(Items from a dataset)
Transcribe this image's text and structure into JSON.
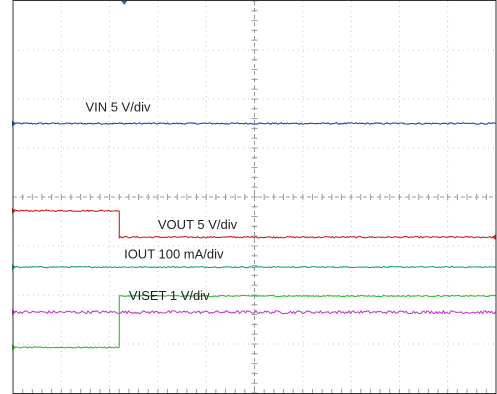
{
  "chart_data": {
    "type": "line",
    "title": "",
    "xlabel": "",
    "ylabel": "",
    "grid": true,
    "x_divisions": 10,
    "y_divisions": 8,
    "xlim": [
      0,
      10
    ],
    "ylim": [
      0,
      8
    ],
    "series": [
      {
        "name": "VIN 5 V/div",
        "color": "#1f3fbf",
        "x": [
          0,
          10
        ],
        "y": [
          5.5,
          5.5
        ],
        "noise": 0.015
      },
      {
        "name": "VOUT 5 V/div",
        "color": "#d42020",
        "x": [
          0,
          2.2,
          2.2,
          10
        ],
        "y": [
          3.72,
          3.72,
          3.18,
          3.18
        ],
        "noise": 0.015
      },
      {
        "name": "IOUT 100 mA/div",
        "color": "#1aa86a",
        "x": [
          0,
          10
        ],
        "y": [
          2.57,
          2.57
        ],
        "noise": 0.012
      },
      {
        "name": "VISET 1 V/div",
        "color": "#c43ccf",
        "x": [
          0,
          10
        ],
        "y": [
          1.65,
          1.65
        ],
        "noise": 0.03
      },
      {
        "name": "",
        "color": "#2ec02e",
        "x": [
          0,
          2.2,
          2.2,
          10
        ],
        "y": [
          0.93,
          0.93,
          1.98,
          1.98
        ],
        "noise": 0.012
      }
    ],
    "annotations": [
      {
        "text": "VIN 5 V/div",
        "x": 1.5,
        "y": 5.75
      },
      {
        "text": "VOUT 5 V/div",
        "x": 3.0,
        "y": 3.35
      },
      {
        "text": "IOUT 100 mA/div",
        "x": 2.3,
        "y": 2.75
      },
      {
        "text": "VISET 1 V/div",
        "x": 2.4,
        "y": 1.9
      }
    ]
  }
}
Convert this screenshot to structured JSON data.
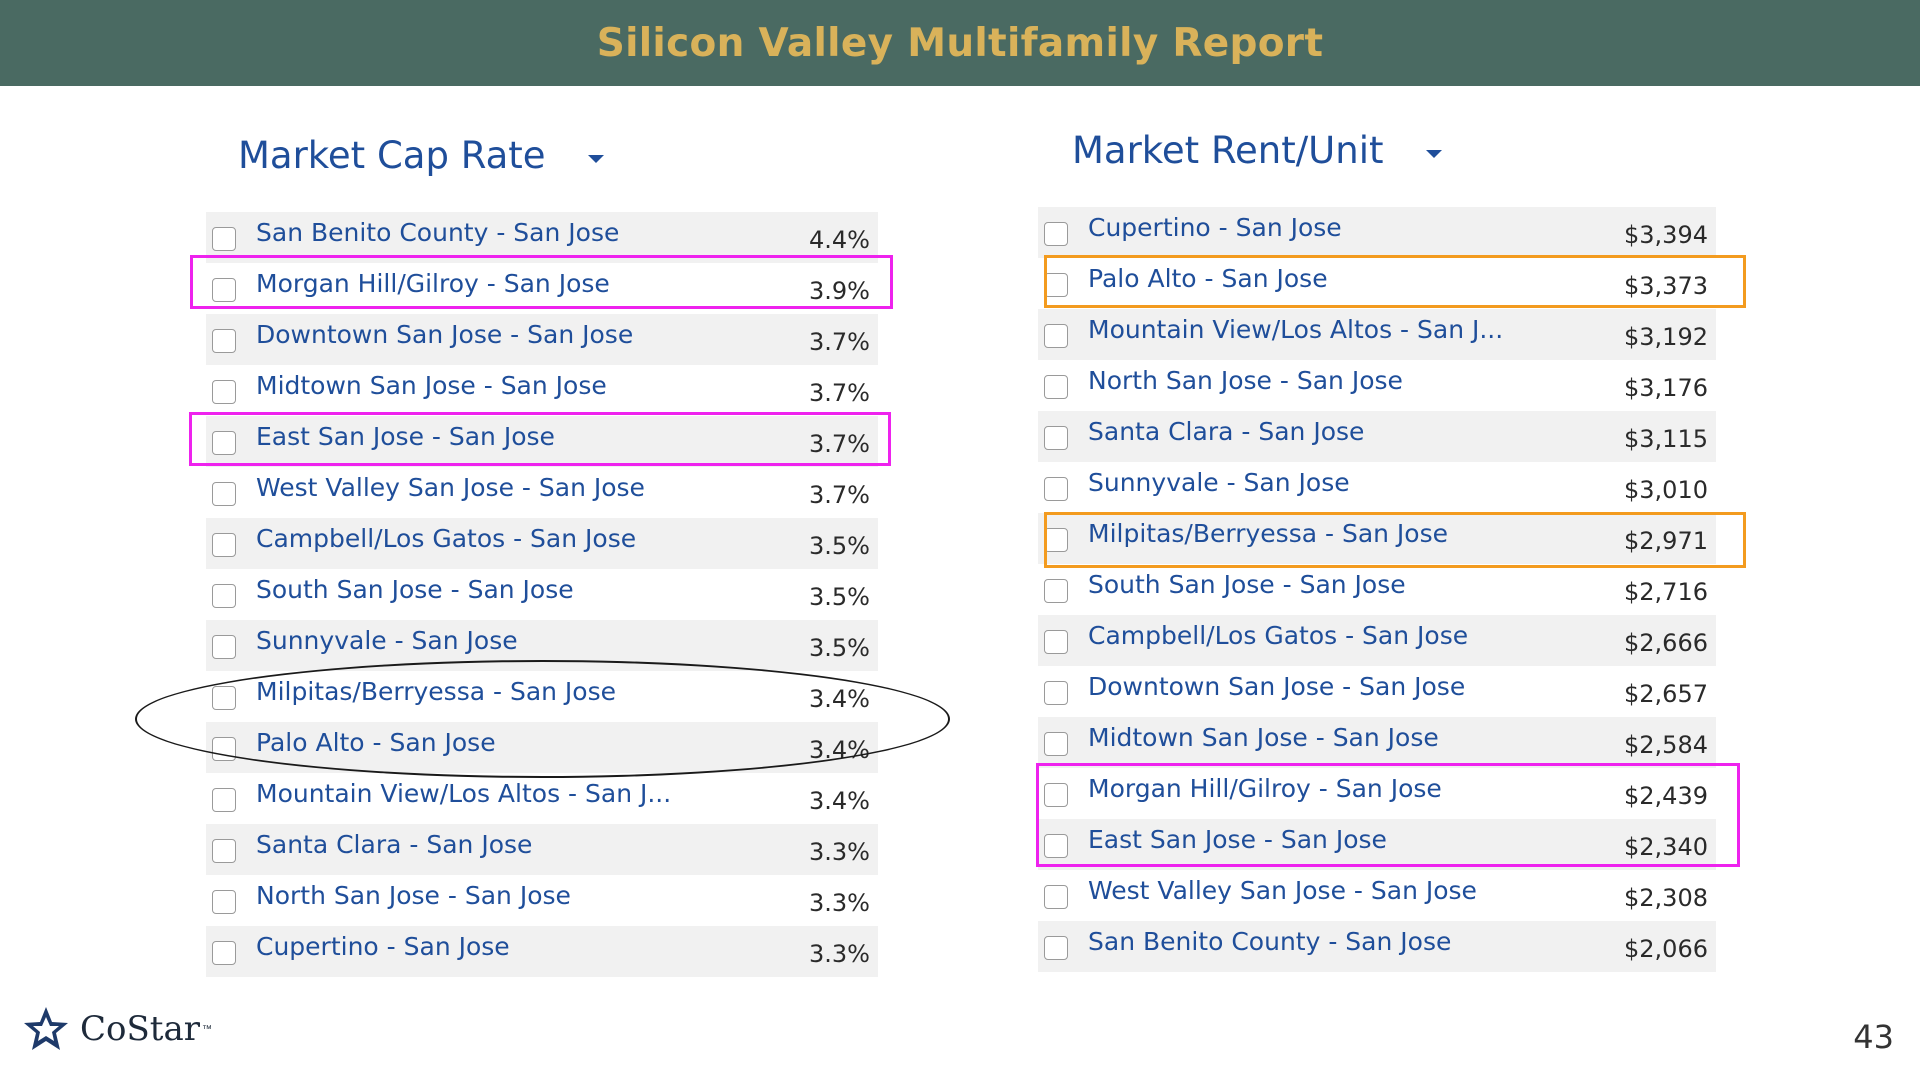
{
  "header": {
    "title": "Silicon Valley Multifamily Report"
  },
  "left_panel": {
    "title": "Market Cap Rate",
    "rows": [
      {
        "label": "San Benito County - San Jose",
        "value": "4.4%"
      },
      {
        "label": "Morgan Hill/Gilroy - San Jose",
        "value": "3.9%"
      },
      {
        "label": "Downtown San Jose - San Jose",
        "value": "3.7%"
      },
      {
        "label": "Midtown San Jose - San Jose",
        "value": "3.7%"
      },
      {
        "label": "East San Jose - San Jose",
        "value": "3.7%"
      },
      {
        "label": "West Valley San Jose - San Jose",
        "value": "3.7%"
      },
      {
        "label": "Campbell/Los Gatos - San Jose",
        "value": "3.5%"
      },
      {
        "label": "South San Jose - San Jose",
        "value": "3.5%"
      },
      {
        "label": "Sunnyvale - San Jose",
        "value": "3.5%"
      },
      {
        "label": "Milpitas/Berryessa - San Jose",
        "value": "3.4%"
      },
      {
        "label": "Palo Alto - San Jose",
        "value": "3.4%"
      },
      {
        "label": "Mountain View/Los Altos - San J...",
        "value": "3.4%"
      },
      {
        "label": "Santa Clara - San Jose",
        "value": "3.3%"
      },
      {
        "label": "North San Jose - San Jose",
        "value": "3.3%"
      },
      {
        "label": "Cupertino - San Jose",
        "value": "3.3%"
      }
    ]
  },
  "right_panel": {
    "title": "Market Rent/Unit",
    "rows": [
      {
        "label": "Cupertino - San Jose",
        "value": "$3,394"
      },
      {
        "label": "Palo Alto - San Jose",
        "value": "$3,373"
      },
      {
        "label": "Mountain View/Los Altos - San J...",
        "value": "$3,192"
      },
      {
        "label": "North San Jose - San Jose",
        "value": "$3,176"
      },
      {
        "label": "Santa Clara - San Jose",
        "value": "$3,115"
      },
      {
        "label": "Sunnyvale - San Jose",
        "value": "$3,010"
      },
      {
        "label": "Milpitas/Berryessa - San Jose",
        "value": "$2,971"
      },
      {
        "label": "South San Jose - San Jose",
        "value": "$2,716"
      },
      {
        "label": "Campbell/Los Gatos - San Jose",
        "value": "$2,666"
      },
      {
        "label": "Downtown San Jose - San Jose",
        "value": "$2,657"
      },
      {
        "label": "Midtown San Jose - San Jose",
        "value": "$2,584"
      },
      {
        "label": "Morgan Hill/Gilroy - San Jose",
        "value": "$2,439"
      },
      {
        "label": "East San Jose - San Jose",
        "value": "$2,340"
      },
      {
        "label": "West Valley San Jose - San Jose",
        "value": "$2,308"
      },
      {
        "label": "San Benito County - San Jose",
        "value": "$2,066"
      }
    ]
  },
  "highlight_colors": {
    "magenta": "#ee22ee",
    "orange": "#f39b1f",
    "oval": "#1a1a1a"
  },
  "footer": {
    "brand": "CoStar",
    "trademark": "™",
    "page_number": "43"
  }
}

• AIM
Only lines that contain the word "this" are wanted; copy each of them.

• ANSWER TO THE PROBLEM
Transcribe this image's text and structure into JSON.
Convert this screenshot to structured JSON data.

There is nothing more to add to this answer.